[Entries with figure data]
::::::
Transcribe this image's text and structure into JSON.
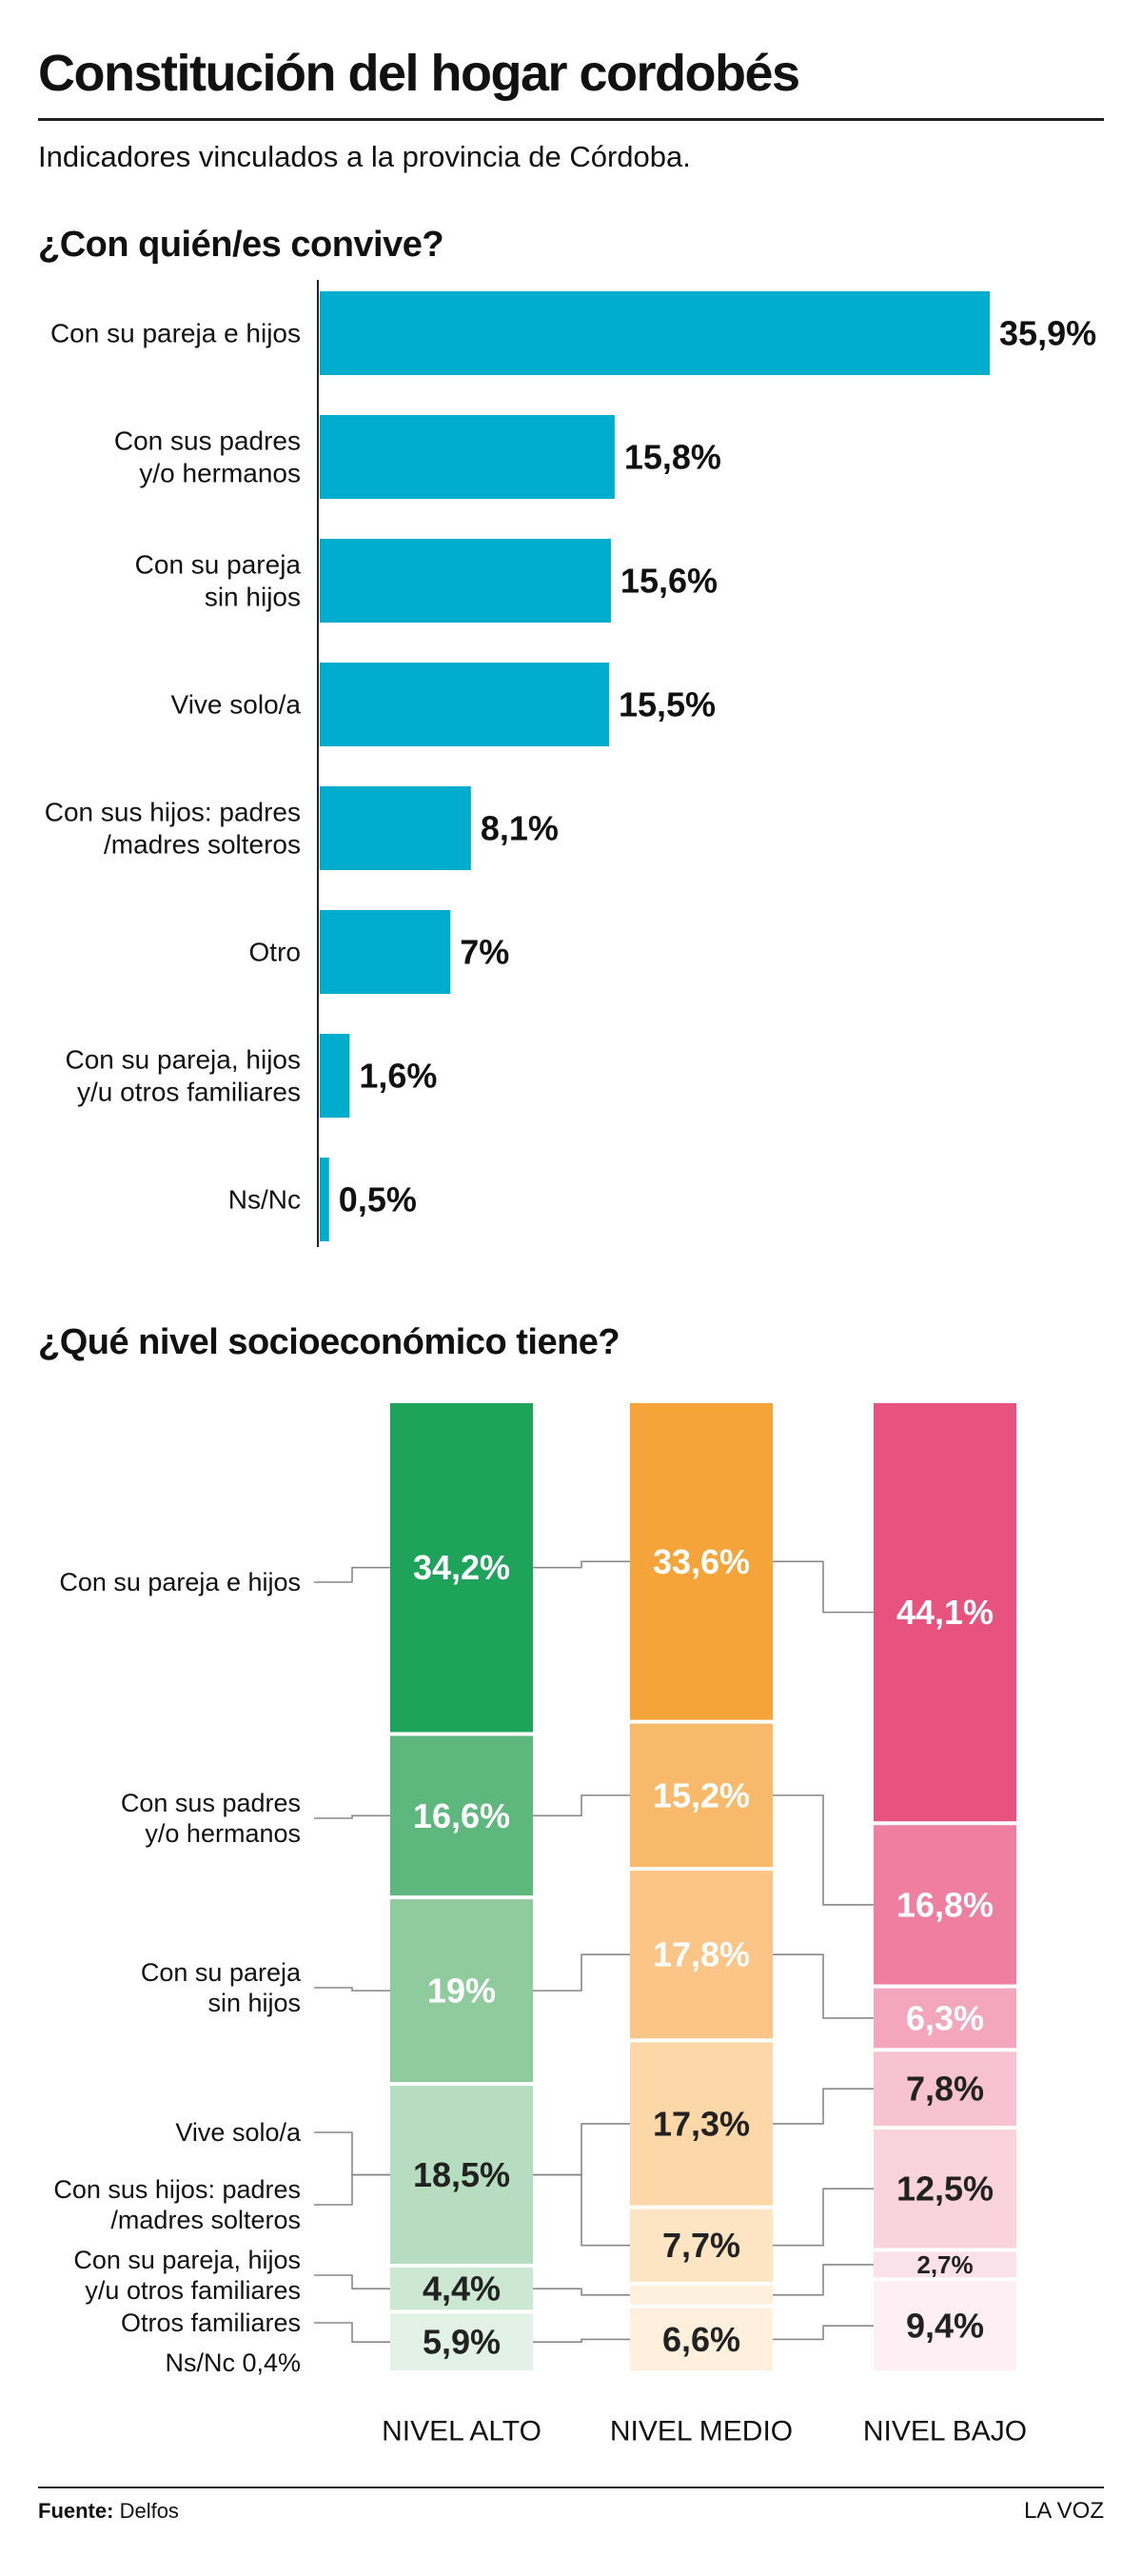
{
  "title": "Constitución del hogar cordobés",
  "subtitle": "Indicadores vinculados a la provincia de Córdoba.",
  "source_label": "Fuente:",
  "source_name": "Delfos",
  "brand": "LA VOZ",
  "colors": {
    "bar": "#00adcd",
    "alto": [
      "#1ea35a",
      "#5eb77d",
      "#8fcb9d",
      "#b6ddbf",
      "#cde8d2",
      "#e3f2e6"
    ],
    "medio": [
      "#f5a43a",
      "#f8b96a",
      "#fac586",
      "#fcd8a8",
      "#fde5c4",
      "#fef0dd"
    ],
    "bajo": [
      "#e8527f",
      "#ef7fa0",
      "#f3a6bd",
      "#f7c3d2",
      "#f9d4df",
      "#fbe2ea",
      "#fdeff3"
    ]
  },
  "chart_data": [
    {
      "type": "bar",
      "orientation": "horizontal",
      "title": "¿Con quién/es convive?",
      "categories": [
        [
          "Con su pareja e hijos"
        ],
        [
          "Con sus padres",
          "y/o hermanos"
        ],
        [
          "Con su pareja",
          "sin hijos"
        ],
        [
          "Vive solo/a"
        ],
        [
          "Con sus hijos: padres",
          "/madres solteros"
        ],
        [
          "Otro"
        ],
        [
          "Con su pareja, hijos",
          "y/u otros familiares"
        ],
        [
          "Ns/Nc"
        ]
      ],
      "values": [
        35.9,
        15.8,
        15.6,
        15.5,
        8.1,
        7,
        1.6,
        0.5
      ],
      "labels": [
        "35,9%",
        "15,8%",
        "15,6%",
        "15,5%",
        "8,1%",
        "7%",
        "1,6%",
        "0,5%"
      ],
      "xlim": [
        0,
        36
      ]
    },
    {
      "type": "bar",
      "stacked": true,
      "title": "¿Qué nivel socioeconómico tiene?",
      "categories": [
        "NIVEL ALTO",
        "NIVEL MEDIO",
        "NIVEL BAJO"
      ],
      "row_labels": [
        [
          "Con su pareja e hijos"
        ],
        [
          "Con sus padres",
          "y/o hermanos"
        ],
        [
          "Con su pareja",
          "sin hijos"
        ],
        [
          "Vive solo/a"
        ],
        [
          "Con sus hijos: padres",
          "/madres solteros"
        ],
        [
          "Con su pareja, hijos",
          "y/u otros familiares"
        ],
        [
          "Otros familiares"
        ]
      ],
      "extra_label": "Ns/Nc 0,4%",
      "columns": [
        {
          "name": "NIVEL ALTO",
          "segments": [
            {
              "row": 0,
              "value": 34.2,
              "label": "34,2%"
            },
            {
              "row": 1,
              "value": 16.6,
              "label": "16,6%"
            },
            {
              "row": 2,
              "value": 19,
              "label": "19%"
            },
            {
              "row": 3,
              "value": 18.5,
              "label": "18,5%",
              "rows": [
                3,
                4
              ]
            },
            {
              "row": 5,
              "value": 4.4,
              "label": "4,4%"
            },
            {
              "row": 6,
              "value": 5.9,
              "label": "5,9%"
            }
          ]
        },
        {
          "name": "NIVEL MEDIO",
          "segments": [
            {
              "row": 0,
              "value": 33.6,
              "label": "33,6%"
            },
            {
              "row": 1,
              "value": 15.2,
              "label": "15,2%"
            },
            {
              "row": 2,
              "value": 17.8,
              "label": "17,8%"
            },
            {
              "row": 3,
              "value": 17.3,
              "label": "17,3%"
            },
            {
              "row": 4,
              "value": 7.7,
              "label": "7,7%"
            },
            {
              "row": 5,
              "value": 1.6,
              "label": ""
            },
            {
              "row": 6,
              "value": 6.6,
              "label": "6,6%"
            }
          ]
        },
        {
          "name": "NIVEL BAJO",
          "segments": [
            {
              "row": 0,
              "value": 44.1,
              "label": "44,1%"
            },
            {
              "row": 1,
              "value": 16.8,
              "label": "16,8%"
            },
            {
              "row": 2,
              "value": 6.3,
              "label": "6,3%"
            },
            {
              "row": 3,
              "value": 7.8,
              "label": "7,8%"
            },
            {
              "row": 4,
              "value": 12.5,
              "label": "12,5%"
            },
            {
              "row": 5,
              "value": 2.7,
              "label": "2,7%"
            },
            {
              "row": 6,
              "value": 9.4,
              "label": "9,4%"
            }
          ]
        }
      ]
    }
  ]
}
::::::
- _WHAT THE EXERCISE ASKS_
Retype the whole listing, keeping every line identical and omitting all pictures.

- _SOLVED EXERCISE_
Transcribe this image's text and structure into JSON.
{
  "title": "Constitución del hogar cordobés",
  "subtitle": "Indicadores vinculados a la provincia de Córdoba.",
  "source_label": "Fuente:",
  "source_name": "Delfos",
  "brand": "LA VOZ",
  "colors": {
    "bar": "#00adcd",
    "alto": [
      "#1ea35a",
      "#5eb77d",
      "#8fcb9d",
      "#b6ddbf",
      "#cde8d2",
      "#e3f2e6"
    ],
    "medio": [
      "#f5a43a",
      "#f8b96a",
      "#fac586",
      "#fcd8a8",
      "#fde5c4",
      "#fef0dd"
    ],
    "bajo": [
      "#e8527f",
      "#ef7fa0",
      "#f3a6bd",
      "#f7c3d2",
      "#f9d4df",
      "#fbe2ea",
      "#fdeff3"
    ]
  },
  "chart_data": [
    {
      "type": "bar",
      "orientation": "horizontal",
      "title": "¿Con quién/es convive?",
      "categories": [
        [
          "Con su pareja e hijos"
        ],
        [
          "Con sus padres",
          "y/o hermanos"
        ],
        [
          "Con su pareja",
          "sin hijos"
        ],
        [
          "Vive solo/a"
        ],
        [
          "Con sus hijos: padres",
          "/madres solteros"
        ],
        [
          "Otro"
        ],
        [
          "Con su pareja, hijos",
          "y/u otros familiares"
        ],
        [
          "Ns/Nc"
        ]
      ],
      "values": [
        35.9,
        15.8,
        15.6,
        15.5,
        8.1,
        7,
        1.6,
        0.5
      ],
      "labels": [
        "35,9%",
        "15,8%",
        "15,6%",
        "15,5%",
        "8,1%",
        "7%",
        "1,6%",
        "0,5%"
      ],
      "xlim": [
        0,
        36
      ]
    },
    {
      "type": "bar",
      "stacked": true,
      "title": "¿Qué nivel socioeconómico tiene?",
      "categories": [
        "NIVEL ALTO",
        "NIVEL MEDIO",
        "NIVEL BAJO"
      ],
      "row_labels": [
        [
          "Con su pareja e hijos"
        ],
        [
          "Con sus padres",
          "y/o hermanos"
        ],
        [
          "Con su pareja",
          "sin hijos"
        ],
        [
          "Vive solo/a"
        ],
        [
          "Con sus hijos: padres",
          "/madres solteros"
        ],
        [
          "Con su pareja, hijos",
          "y/u otros familiares"
        ],
        [
          "Otros familiares"
        ]
      ],
      "extra_label": "Ns/Nc 0,4%",
      "columns": [
        {
          "name": "NIVEL ALTO",
          "segments": [
            {
              "row": 0,
              "value": 34.2,
              "label": "34,2%"
            },
            {
              "row": 1,
              "value": 16.6,
              "label": "16,6%"
            },
            {
              "row": 2,
              "value": 19,
              "label": "19%"
            },
            {
              "row": 3,
              "value": 18.5,
              "label": "18,5%",
              "rows": [
                3,
                4
              ]
            },
            {
              "row": 5,
              "value": 4.4,
              "label": "4,4%"
            },
            {
              "row": 6,
              "value": 5.9,
              "label": "5,9%"
            }
          ]
        },
        {
          "name": "NIVEL MEDIO",
          "segments": [
            {
              "row": 0,
              "value": 33.6,
              "label": "33,6%"
            },
            {
              "row": 1,
              "value": 15.2,
              "label": "15,2%"
            },
            {
              "row": 2,
              "value": 17.8,
              "label": "17,8%"
            },
            {
              "row": 3,
              "value": 17.3,
              "label": "17,3%"
            },
            {
              "row": 4,
              "value": 7.7,
              "label": "7,7%"
            },
            {
              "row": 5,
              "value": 1.6,
              "label": ""
            },
            {
              "row": 6,
              "value": 6.6,
              "label": "6,6%"
            }
          ]
        },
        {
          "name": "NIVEL BAJO",
          "segments": [
            {
              "row": 0,
              "value": 44.1,
              "label": "44,1%"
            },
            {
              "row": 1,
              "value": 16.8,
              "label": "16,8%"
            },
            {
              "row": 2,
              "value": 6.3,
              "label": "6,3%"
            },
            {
              "row": 3,
              "value": 7.8,
              "label": "7,8%"
            },
            {
              "row": 4,
              "value": 12.5,
              "label": "12,5%"
            },
            {
              "row": 5,
              "value": 2.7,
              "label": "2,7%"
            },
            {
              "row": 6,
              "value": 9.4,
              "label": "9,4%"
            }
          ]
        }
      ]
    }
  ]
}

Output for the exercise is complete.